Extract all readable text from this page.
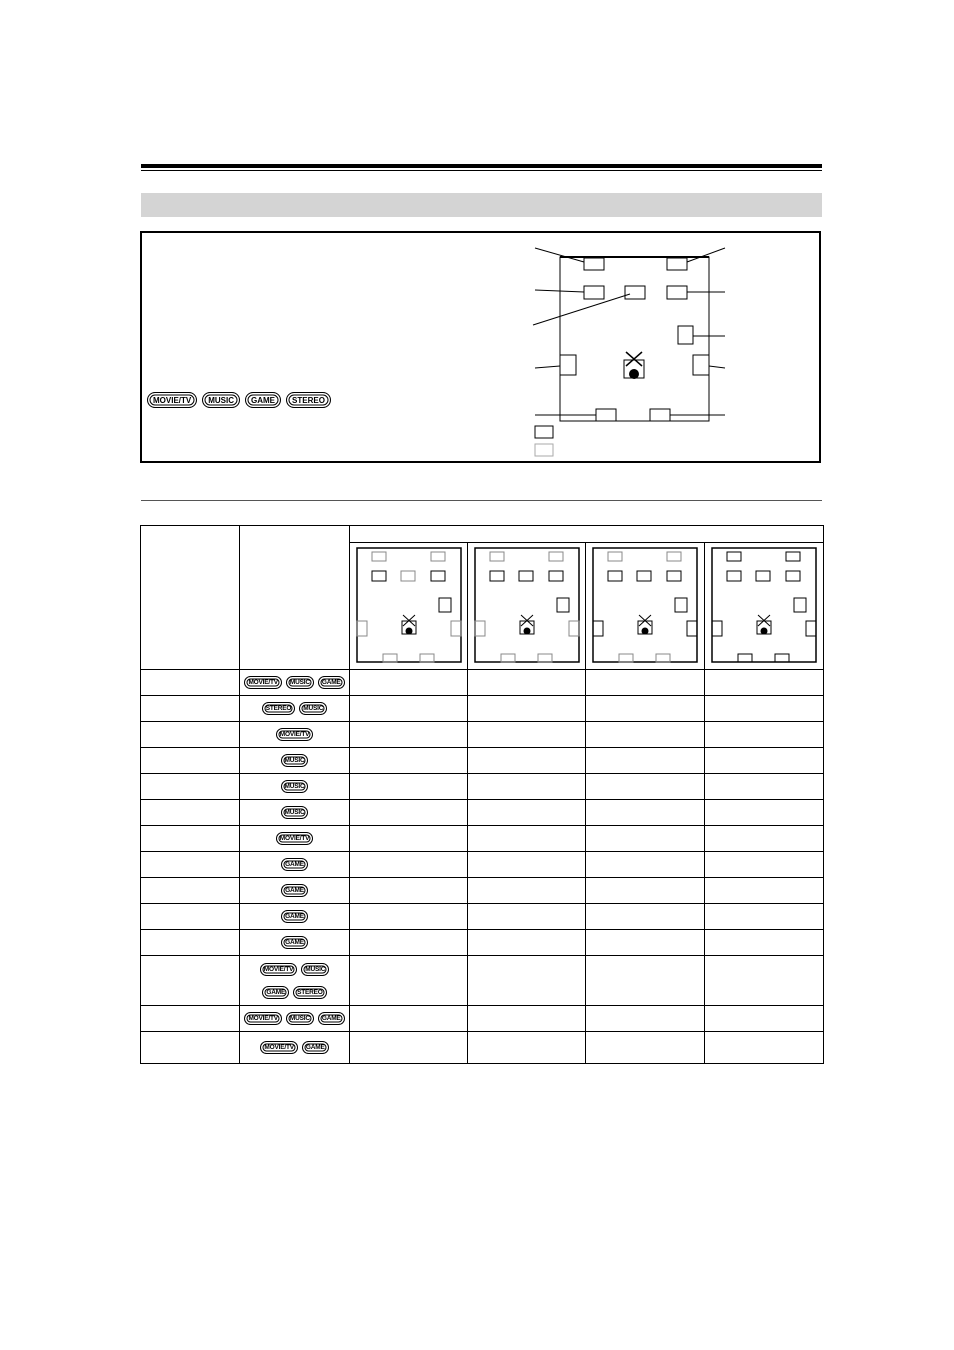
MOVIE/TV	MUSIC	GAME	STEREO

MOVIE/TV MUSIC GAME				

STEREO MUSIC				

MOVIE/TV				

MUSIC				

MUSIC				

MUSIC				

MOVIE/TV				

GAME				

GAME				

GAME				

GAME				

MOVIE/TV MUSIC
GAME STEREO				

MOVIE/TV MUSIC GAME				

MOVIE/TV GAME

============================================================

Exercise directions ::
Gather all lines where the word "MOVIE" appears.

Answer to this task ::
MOVIE/TV	MUSIC	GAME	STEREO
MOVIE/TV MUSIC GAME				
MOVIE/TV				
MOVIE/TV				
MOVIE/TV MUSIC
MOVIE/TV MUSIC GAME				
MOVIE/TV GAME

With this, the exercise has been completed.